_Exercise description_: Reproduce the material below, changing every occurrence of "Wrap text" to "Wrap lines" and leaving everything else unchanged. Omit the pictures from your answer.

[Region and label listings]
______________________________

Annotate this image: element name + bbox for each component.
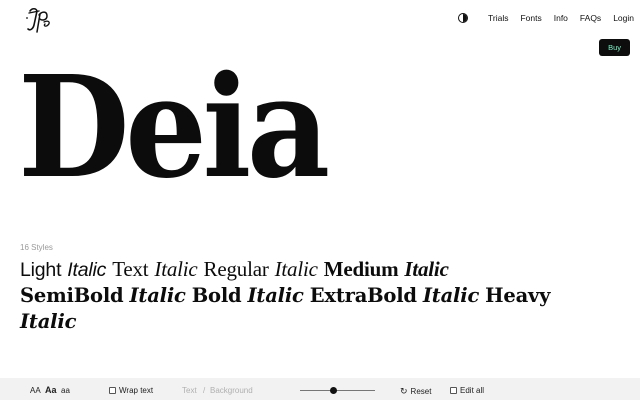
background-color-picker[interactable]: Background (210, 386, 253, 395)
style-text-italic[interactable]: Italic (154, 257, 197, 281)
nav-link-fonts[interactable]: Fonts (520, 13, 541, 23)
font-name-title: Deia (18, 46, 330, 210)
style-regular-italic[interactable]: Italic (275, 257, 318, 281)
style-semibold[interactable]: SemiBold (20, 284, 124, 307)
nav-link-trials[interactable]: Trials (488, 13, 508, 23)
style-heavy-italic[interactable]: Italic (20, 310, 76, 333)
text-color-picker[interactable]: Text (182, 386, 197, 395)
reset-icon: ↻ (400, 386, 408, 396)
edit-all-toggle[interactable]: Edit all (450, 386, 484, 395)
nav-link-login[interactable]: Login (613, 13, 634, 23)
wrap-text-checkbox[interactable] (109, 387, 116, 394)
top-navigation: Trials Fonts Info FAQs Login (458, 13, 634, 23)
type-foundry-logo[interactable] (22, 5, 54, 35)
style-text[interactable]: Text (112, 257, 148, 281)
style-bold[interactable]: Bold (192, 284, 242, 307)
style-light-italic[interactable]: Italic (67, 259, 106, 281)
logo-mark (26, 7, 50, 33)
style-bold-italic[interactable]: Italic (247, 284, 303, 307)
edit-all-checkbox[interactable] (450, 387, 457, 394)
styles-count: 16 Styles (20, 243, 53, 252)
style-regular[interactable]: Regular (204, 257, 269, 281)
style-heavy[interactable]: Heavy (485, 284, 550, 307)
size-option-uppercase[interactable]: AA (30, 386, 41, 395)
buy-button[interactable]: Buy (599, 39, 630, 56)
font-size-slider-thumb[interactable] (330, 387, 338, 394)
style-medium-italic[interactable]: Italic (404, 257, 448, 281)
type-tester-toolbar: AA Aa aa Wrap text Text / Background ↻ Re… (0, 378, 640, 400)
edit-all-label: Edit all (460, 386, 485, 395)
nav-link-faqs[interactable]: FAQs (580, 13, 601, 23)
style-semibold-italic[interactable]: Italic (129, 284, 185, 307)
font-size-slider[interactable] (300, 390, 375, 391)
wrap-text-label: Wrap text (119, 386, 154, 395)
size-option-lowercase[interactable]: aa (61, 386, 70, 395)
style-light[interactable]: Light (20, 259, 61, 281)
contrast-toggle-icon[interactable] (458, 13, 468, 23)
size-option-titlecase[interactable]: Aa (45, 385, 57, 395)
reset-button[interactable]: ↻ Reset (400, 386, 431, 397)
style-medium[interactable]: Medium (324, 257, 399, 281)
style-extrabold[interactable]: ExtraBold (310, 284, 417, 307)
nav-link-info[interactable]: Info (554, 13, 568, 23)
style-list: Light Italic Text Italic Regular Italic … (20, 256, 600, 335)
wrap-text-toggle[interactable]: Wrap text (109, 386, 153, 395)
reset-label: Reset (410, 387, 432, 396)
color-separator: / (203, 386, 206, 395)
style-extrabold-italic[interactable]: Italic (423, 284, 479, 307)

______________________________

_Exercise answer_:
Annotate this image: element name + bbox for each component.
background-color-picker[interactable]: Background (210, 386, 253, 395)
style-text-italic[interactable]: Italic (154, 257, 197, 281)
nav-link-fonts[interactable]: Fonts (520, 13, 541, 23)
font-name-title: Deia (18, 46, 330, 210)
style-regular-italic[interactable]: Italic (275, 257, 318, 281)
style-semibold[interactable]: SemiBold (20, 284, 124, 307)
nav-link-trials[interactable]: Trials (488, 13, 508, 23)
style-heavy-italic[interactable]: Italic (20, 310, 76, 333)
text-color-picker[interactable]: Text (182, 386, 197, 395)
reset-icon: ↻ (400, 386, 408, 396)
edit-all-toggle[interactable]: Edit all (450, 386, 484, 395)
nav-link-login[interactable]: Login (613, 13, 634, 23)
wrap-text-checkbox[interactable] (109, 387, 116, 394)
top-navigation: Trials Fonts Info FAQs Login (458, 13, 634, 23)
type-foundry-logo[interactable] (22, 5, 54, 35)
style-text[interactable]: Text (112, 257, 148, 281)
style-bold[interactable]: Bold (192, 284, 242, 307)
style-light-italic[interactable]: Italic (67, 259, 106, 281)
logo-mark (26, 7, 50, 33)
style-bold-italic[interactable]: Italic (247, 284, 303, 307)
edit-all-checkbox[interactable] (450, 387, 457, 394)
styles-count: 16 Styles (20, 243, 53, 252)
style-regular[interactable]: Regular (204, 257, 269, 281)
style-heavy[interactable]: Heavy (485, 284, 550, 307)
size-option-uppercase[interactable]: AA (30, 386, 41, 395)
buy-button[interactable]: Buy (599, 39, 630, 56)
font-size-slider-thumb[interactable] (330, 387, 338, 394)
style-medium-italic[interactable]: Italic (404, 257, 448, 281)
type-tester-toolbar: AA Aa aa Wrap lines Text / Background ↻ Re… (0, 378, 640, 400)
edit-all-label: Edit all (460, 386, 485, 395)
nav-link-faqs[interactable]: FAQs (580, 13, 601, 23)
style-semibold-italic[interactable]: Italic (129, 284, 185, 307)
font-size-slider[interactable] (300, 390, 375, 391)
wrap-text-label: Wrap lines (119, 386, 154, 395)
size-option-lowercase[interactable]: aa (61, 386, 70, 395)
style-light[interactable]: Light (20, 259, 61, 281)
contrast-toggle-icon[interactable] (458, 13, 468, 23)
size-option-titlecase[interactable]: Aa (45, 385, 57, 395)
reset-button[interactable]: ↻ Reset (400, 386, 431, 397)
style-medium[interactable]: Medium (324, 257, 399, 281)
style-extrabold[interactable]: ExtraBold (310, 284, 417, 307)
nav-link-info[interactable]: Info (554, 13, 568, 23)
style-list: Light Italic Text Italic Regular Italic … (20, 256, 600, 335)
wrap-text-toggle[interactable]: Wrap lines (109, 386, 153, 395)
reset-label: Reset (410, 387, 432, 396)
color-separator: / (203, 386, 206, 395)
style-extrabold-italic[interactable]: Italic (423, 284, 479, 307)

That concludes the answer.